___ INPUT DATA
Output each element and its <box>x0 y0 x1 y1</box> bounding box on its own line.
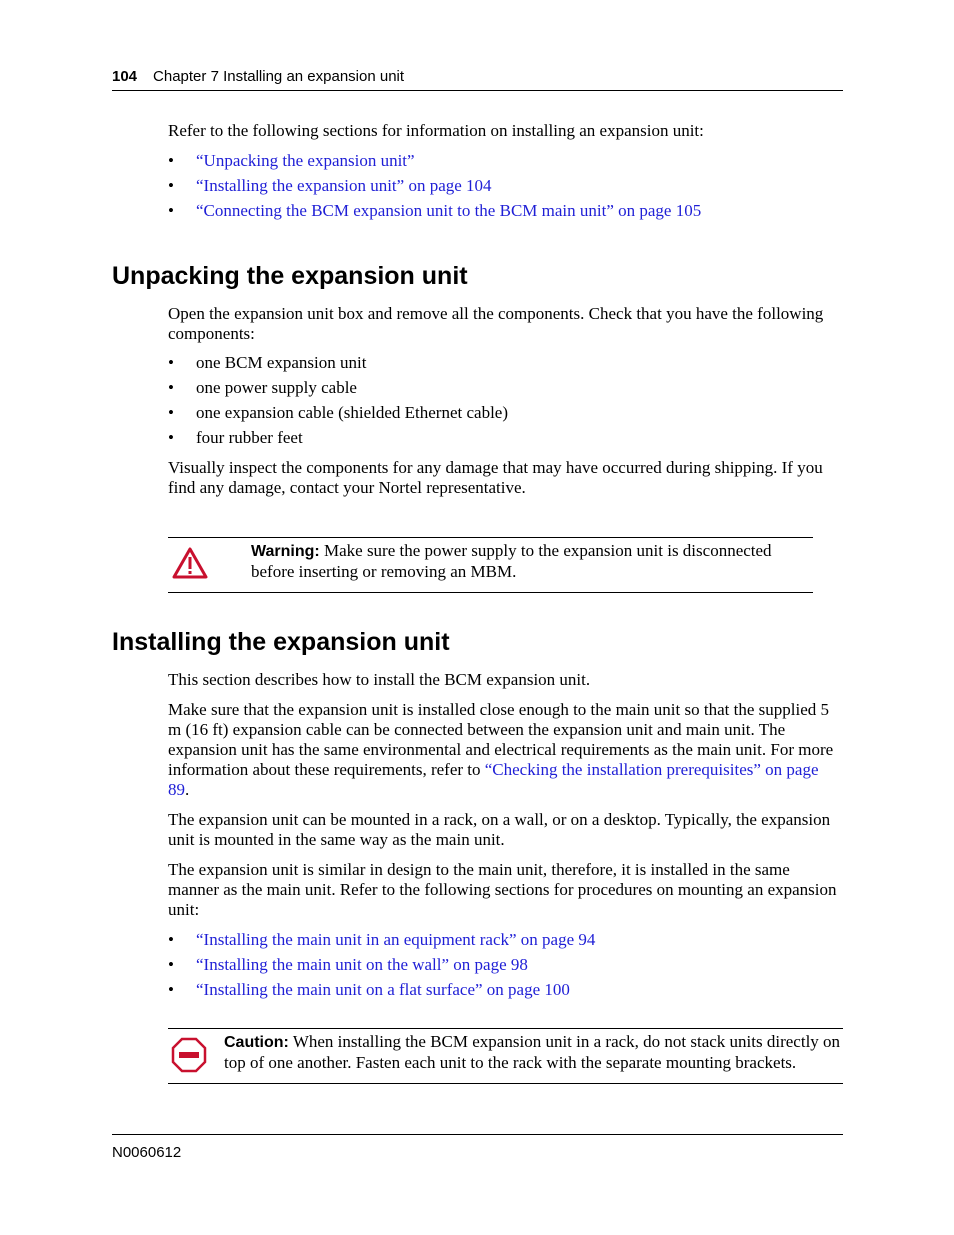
footer-rule <box>112 1134 843 1135</box>
intro-text: Refer to the following sections for information on installing an expansion unit: <box>168 121 704 140</box>
warning-bottom-rule <box>168 592 813 593</box>
list-item: • “Unpacking the expansion unit” <box>168 151 415 170</box>
link-connecting[interactable]: “Connecting the BCM expansion unit to the BCM main unit” on page 105 <box>196 201 702 220</box>
list-item: • “Installing the main unit on the wall” on page 98 <box>168 955 528 974</box>
section-heading-unpacking: Unpacking the expansion unit <box>112 262 468 290</box>
caution-text: When installing the BCM expansion unit in a rack, do not stack units directly on top of one another. Fasten each unit to the rack with the separate mounting brackets. <box>224 1032 841 1072</box>
link-installing[interactable]: “Installing the expansion unit” on page 104 <box>196 176 492 195</box>
caution-stop-icon <box>171 1037 207 1073</box>
link-wall[interactable]: “Installing the main unit on the wall” on page 98 <box>196 955 528 974</box>
component-item: four rubber feet <box>196 428 303 447</box>
list-item: • one expansion cable (shielded Ethernet cable) <box>168 403 509 422</box>
caution-notice <box>224 1032 843 1073</box>
installing-paragraph-1: This section describes how to install the BCM expansion unit. <box>168 670 591 689</box>
list-item: • “Installing the expansion unit” on page 104 <box>168 176 492 195</box>
component-item: one BCM expansion unit <box>196 353 367 372</box>
component-item: one power supply cable <box>196 378 357 397</box>
list-item: • four rubber feet <box>168 428 303 447</box>
installing-paragraph-2: Make sure that the expansion unit is installed close enough to the main unit so that the supplied 5 m (16 ft) expansion cable can be connected between the expansion unit and main unit. The expansion unit has the same environmental and electrical requirements as the main unit. For more information about these requirements, refer to “Checking the installation prerequisites” on page 89. <box>168 700 834 799</box>
warning-triangle-icon <box>172 546 208 580</box>
warning-notice <box>251 541 813 582</box>
unpacking-paragraph-1: Open the expansion unit box and remove all the components. Check that you have the following components: <box>168 304 824 343</box>
page-number: 104 <box>112 68 138 85</box>
list-item: • one BCM expansion unit <box>168 353 367 372</box>
list-item: • one power supply cable <box>168 378 357 397</box>
link-unpacking[interactable]: “Unpacking the expansion unit” <box>196 151 415 170</box>
installing-paragraph-4: The expansion unit is similar in design to the main unit, therefore, it is installed in the same manner as the main unit. Refer to the following sections for procedures on mounting an expansion unit: <box>168 860 837 919</box>
document-number: N0060612 <box>112 1144 182 1161</box>
warning-text: Make sure the power supply to the expansion unit is disconnected before inserting or removing an MBM. <box>251 541 772 581</box>
link-flat-surface[interactable]: “Installing the main unit on a flat surface” on page 100 <box>196 980 570 999</box>
component-item: one expansion cable (shielded Ethernet cable) <box>196 403 509 422</box>
list-item: • “Installing the main unit in an equipment rack” on page 94 <box>168 930 596 949</box>
unpacking-paragraph-2: Visually inspect the components for any damage that may have occurred during shipping. If you find any damage, contact your Nortel representative. <box>168 458 823 497</box>
installing-paragraph-3: The expansion unit can be mounted in a rack, on a wall, or on a desktop. Typically, the expansion unit is mounted in the same way as the main unit. <box>168 810 831 849</box>
list-item: • “Connecting the BCM expansion unit to the BCM main unit” on page 105 <box>168 201 702 220</box>
chapter-title: Chapter 7 Installing an expansion unit <box>153 68 405 85</box>
caution-label: Caution: <box>224 1034 289 1051</box>
header-rule <box>112 90 843 91</box>
list-item: • “Installing the main unit on a flat surface” on page 100 <box>168 980 570 999</box>
link-equipment-rack[interactable]: “Installing the main unit in an equipment rack” on page 94 <box>196 930 596 949</box>
caution-bottom-rule <box>168 1083 843 1084</box>
warning-top-rule <box>168 537 813 538</box>
caution-top-rule <box>168 1028 843 1029</box>
link-prerequisites[interactable]: “Checking the installation prerequisites” on page 89 <box>168 760 819 799</box>
warning-label: Warning: <box>251 543 320 560</box>
page-header <box>112 68 404 85</box>
section-heading-installing: Installing the expansion unit <box>112 628 450 656</box>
______
* [TASK INSTRUCTIONS]:
Reproduce the lines of all the items above, changing every "rubber feet" to "rubber pads" and keeping everything else the same. Leave out the pictures.

* [FINISHED EXERCISE]:
Output each element and its <box>x0 y0 x1 y1</box> bounding box on its own line.
footer-rule <box>112 1134 843 1135</box>
intro-text: Refer to the following sections for information on installing an expansion unit: <box>168 121 704 140</box>
warning-bottom-rule <box>168 592 813 593</box>
list-item: • “Unpacking the expansion unit” <box>168 151 415 170</box>
link-connecting[interactable]: “Connecting the BCM expansion unit to the BCM main unit” on page 105 <box>196 201 702 220</box>
list-item: • “Installing the main unit on the wall” on page 98 <box>168 955 528 974</box>
section-heading-unpacking: Unpacking the expansion unit <box>112 262 468 290</box>
caution-text: When installing the BCM expansion unit in a rack, do not stack units directly on top of one another. Fasten each unit to the rack with the separate mounting brackets. <box>224 1032 841 1072</box>
link-installing[interactable]: “Installing the expansion unit” on page 104 <box>196 176 492 195</box>
caution-stop-icon <box>171 1037 207 1073</box>
link-wall[interactable]: “Installing the main unit on the wall” on page 98 <box>196 955 528 974</box>
component-item: four rubber pads <box>196 428 303 447</box>
list-item: • one expansion cable (shielded Ethernet cable) <box>168 403 509 422</box>
caution-notice <box>224 1032 843 1073</box>
installing-paragraph-1: This section describes how to install the BCM expansion unit. <box>168 670 591 689</box>
list-item: • “Installing the expansion unit” on page 104 <box>168 176 492 195</box>
component-item: one BCM expansion unit <box>196 353 367 372</box>
component-item: one power supply cable <box>196 378 357 397</box>
list-item: • four rubber pads <box>168 428 303 447</box>
installing-paragraph-2: Make sure that the expansion unit is installed close enough to the main unit so that the supplied 5 m (16 ft) expansion cable can be connected between the expansion unit and main unit. The expansion unit has the same environmental and electrical requirements as the main unit. For more information about these requirements, refer to “Checking the installation prerequisites” on page 89. <box>168 700 834 799</box>
warning-triangle-icon <box>172 546 208 580</box>
warning-notice <box>251 541 813 582</box>
unpacking-paragraph-1: Open the expansion unit box and remove all the components. Check that you have the following components: <box>168 304 824 343</box>
page-number: 104 <box>112 68 138 85</box>
list-item: • one BCM expansion unit <box>168 353 367 372</box>
list-item: • one power supply cable <box>168 378 357 397</box>
link-unpacking[interactable]: “Unpacking the expansion unit” <box>196 151 415 170</box>
installing-paragraph-4: The expansion unit is similar in design to the main unit, therefore, it is installed in the same manner as the main unit. Refer to the following sections for procedures on mounting an expansion unit: <box>168 860 837 919</box>
document-number: N0060612 <box>112 1144 182 1161</box>
warning-text: Make sure the power supply to the expansion unit is disconnected before inserting or removing an MBM. <box>251 541 772 581</box>
link-flat-surface[interactable]: “Installing the main unit on a flat surface” on page 100 <box>196 980 570 999</box>
component-item: one expansion cable (shielded Ethernet cable) <box>196 403 509 422</box>
list-item: • “Installing the main unit in an equipment rack” on page 94 <box>168 930 596 949</box>
unpacking-paragraph-2: Visually inspect the components for any damage that may have occurred during shipping. If you find any damage, contact your Nortel representative. <box>168 458 823 497</box>
installing-paragraph-3: The expansion unit can be mounted in a rack, on a wall, or on a desktop. Typically, the expansion unit is mounted in the same way as the main unit. <box>168 810 831 849</box>
list-item: • “Connecting the BCM expansion unit to the BCM main unit” on page 105 <box>168 201 702 220</box>
chapter-title: Chapter 7 Installing an expansion unit <box>153 68 405 85</box>
caution-label: Caution: <box>224 1034 289 1051</box>
header-rule <box>112 90 843 91</box>
list-item: • “Installing the main unit on a flat surface” on page 100 <box>168 980 570 999</box>
link-equipment-rack[interactable]: “Installing the main unit in an equipment rack” on page 94 <box>196 930 596 949</box>
caution-bottom-rule <box>168 1083 843 1084</box>
warning-top-rule <box>168 537 813 538</box>
caution-top-rule <box>168 1028 843 1029</box>
link-prerequisites[interactable]: “Checking the installation prerequisites” on page 89 <box>168 760 819 799</box>
warning-label: Warning: <box>251 543 320 560</box>
page-header <box>112 68 404 85</box>
section-heading-installing: Installing the expansion unit <box>112 628 450 656</box>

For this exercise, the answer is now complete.